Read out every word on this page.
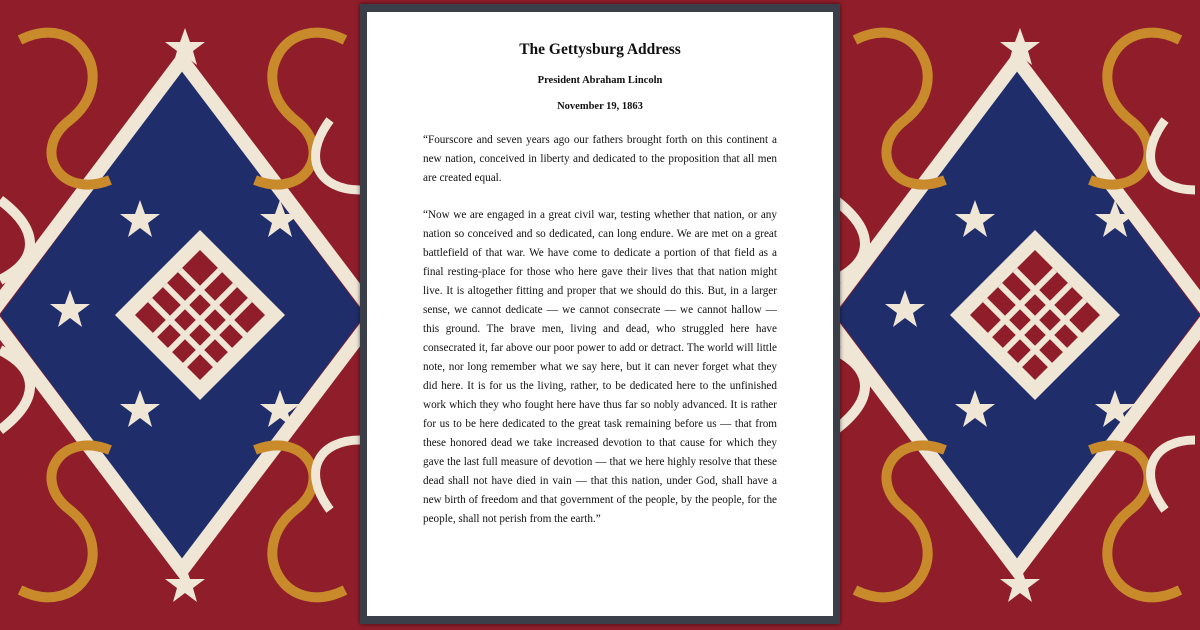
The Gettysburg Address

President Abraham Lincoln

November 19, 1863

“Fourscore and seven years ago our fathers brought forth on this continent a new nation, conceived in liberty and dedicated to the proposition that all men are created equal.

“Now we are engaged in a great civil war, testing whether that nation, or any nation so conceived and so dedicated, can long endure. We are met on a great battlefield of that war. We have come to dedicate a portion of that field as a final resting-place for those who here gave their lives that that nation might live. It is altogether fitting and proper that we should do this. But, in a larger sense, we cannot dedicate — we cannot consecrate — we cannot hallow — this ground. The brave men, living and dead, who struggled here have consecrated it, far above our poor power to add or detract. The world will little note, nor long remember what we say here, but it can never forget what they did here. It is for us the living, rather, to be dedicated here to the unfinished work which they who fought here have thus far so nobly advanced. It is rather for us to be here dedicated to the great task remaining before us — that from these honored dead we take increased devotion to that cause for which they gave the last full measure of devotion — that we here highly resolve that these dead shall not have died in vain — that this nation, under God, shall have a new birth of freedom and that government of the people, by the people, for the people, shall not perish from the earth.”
--
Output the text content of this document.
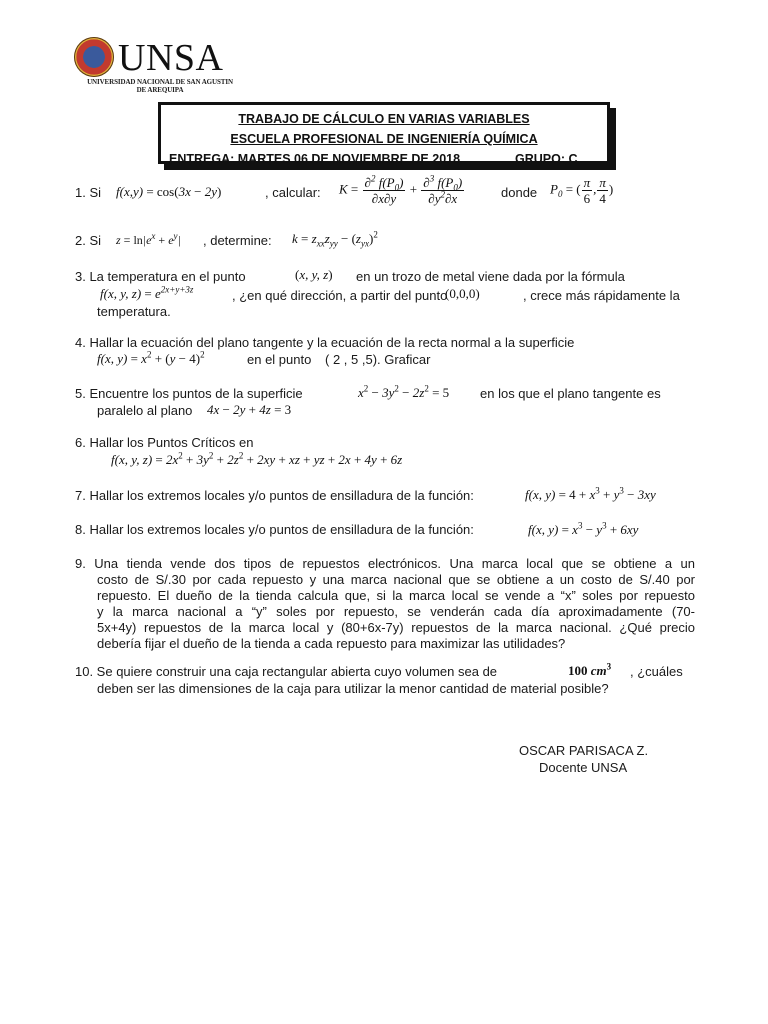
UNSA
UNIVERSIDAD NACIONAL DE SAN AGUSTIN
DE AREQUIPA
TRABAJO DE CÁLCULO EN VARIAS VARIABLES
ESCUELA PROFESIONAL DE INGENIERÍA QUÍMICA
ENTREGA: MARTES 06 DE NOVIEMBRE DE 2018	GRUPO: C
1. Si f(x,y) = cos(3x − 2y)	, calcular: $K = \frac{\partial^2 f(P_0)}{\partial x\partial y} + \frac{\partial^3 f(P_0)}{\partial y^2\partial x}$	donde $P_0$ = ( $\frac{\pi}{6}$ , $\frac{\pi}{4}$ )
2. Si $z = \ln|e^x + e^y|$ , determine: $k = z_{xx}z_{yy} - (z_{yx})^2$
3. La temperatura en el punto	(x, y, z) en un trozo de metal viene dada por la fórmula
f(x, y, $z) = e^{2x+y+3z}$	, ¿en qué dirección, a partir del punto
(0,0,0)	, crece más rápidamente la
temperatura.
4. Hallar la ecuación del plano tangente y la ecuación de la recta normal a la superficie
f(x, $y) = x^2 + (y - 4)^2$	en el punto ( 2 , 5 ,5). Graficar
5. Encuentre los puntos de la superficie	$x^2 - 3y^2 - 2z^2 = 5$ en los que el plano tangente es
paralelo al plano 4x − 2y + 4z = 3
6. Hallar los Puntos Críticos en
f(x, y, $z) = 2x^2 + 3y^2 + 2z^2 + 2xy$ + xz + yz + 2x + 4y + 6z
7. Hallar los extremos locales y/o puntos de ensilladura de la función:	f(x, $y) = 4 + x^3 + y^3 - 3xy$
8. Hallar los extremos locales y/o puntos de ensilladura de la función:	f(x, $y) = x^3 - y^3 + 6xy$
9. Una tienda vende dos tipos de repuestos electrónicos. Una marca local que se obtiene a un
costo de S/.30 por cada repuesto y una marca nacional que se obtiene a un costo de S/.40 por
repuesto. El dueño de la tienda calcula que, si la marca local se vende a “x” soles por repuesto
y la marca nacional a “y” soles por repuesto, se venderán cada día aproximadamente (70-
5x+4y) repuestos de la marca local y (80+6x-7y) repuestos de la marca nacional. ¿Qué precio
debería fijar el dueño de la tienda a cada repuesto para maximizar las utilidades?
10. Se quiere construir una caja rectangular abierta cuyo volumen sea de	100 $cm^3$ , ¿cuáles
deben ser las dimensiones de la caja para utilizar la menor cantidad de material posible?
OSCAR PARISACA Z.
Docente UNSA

> _STATED PROBLEM_: Return the lines of the records that include the string "plano".

> _EXERCISE ANSWER_:
4. Hallar la ecuación del plano tangente y la ecuación de la recta normal a la superficie
5. Encuentre los puntos de la superficie	$x^2 - 3y^2 - 2z^2 = 5$ en los que el plano tangente es
paralelo al plano 4x − 2y + 4z = 3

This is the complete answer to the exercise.